* _Required task_: Each entry that follows is to be retyped exactly. Pictures do not belong in the copy.

○ ○ ○ ○

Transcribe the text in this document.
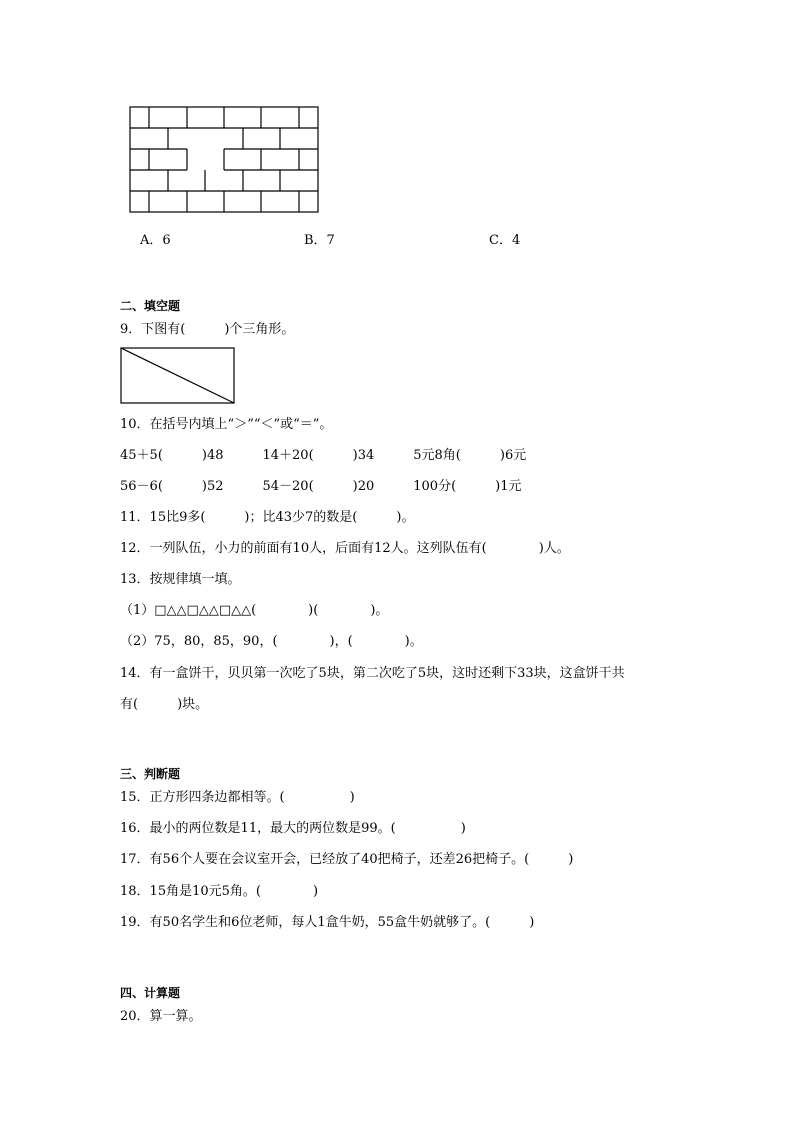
A．6	B．7	C．4
二、填空题
9．下图有(　　　)个三角形。
10．在括号内填上“＞”“＜”或“＝”。
45＋5(　　　)48　　　14＋20(　　　)34　　　5元8角(　　　)6元
56－6(　　　)52　　　54－20(　　　)20　　　100分(　　　)1元
11．15比9多(　　　)；比43少7的数是(　　　)。
12．一列队伍，小力的前面有10人，后面有12人。这列队伍有(　　　　)人。
13．按规律填一填。
（1）□△△□△△□△△(　　　　)(　　　　)。
（2）75，80，85，90，(　　　　)，(　　　　)。
14．有一盒饼干，贝贝第一次吃了5块，第二次吃了5块，这时还剩下33块，这盒饼干共
有(　　　)块。
三、判断题
15．正方形四条边都相等。(　　　　　)
16．最小的两位数是11，最大的两位数是99。(　　　　　)
17．有56个人要在会议室开会，已经放了40把椅子，还差26把椅子。(　　　)
18．15角是10元5角。(　　　　)
19．有50名学生和6位老师，每人1盒牛奶，55盒牛奶就够了。(　　　)
四、计算题
20．算一算。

○ ○ ○ ○

* _Full answer_:
Transcribe the text in this document.
A．6	B．7	C．4
二、填空题
9．下图有(　　　)个三角形。
10．在括号内填上“＞”“＜”或“＝”。
45＋5(　　　)48　　　14＋20(　　　)34　　　5元8角(　　　)6元
56－6(　　　)52　　　54－20(　　　)20　　　100分(　　　)1元
11．15比9多(　　　)；比43少7的数是(　　　)。
12．一列队伍，小力的前面有10人，后面有12人。这列队伍有(　　　　)人。
13．按规律填一填。
（1）□△△□△△□△△(　　　　)(　　　　)。
（2）75，80，85，90，(　　　　)，(　　　　)。
14．有一盒饼干，贝贝第一次吃了5块，第二次吃了5块，这时还剩下33块，这盒饼干共
有(　　　)块。
三、判断题
15．正方形四条边都相等。(　　　　　)
16．最小的两位数是11，最大的两位数是99。(　　　　　)
17．有56个人要在会议室开会，已经放了40把椅子，还差26把椅子。(　　　)
18．15角是10元5角。(　　　　)
19．有50名学生和6位老师，每人1盒牛奶，55盒牛奶就够了。(　　　)
四、计算题
20．算一算。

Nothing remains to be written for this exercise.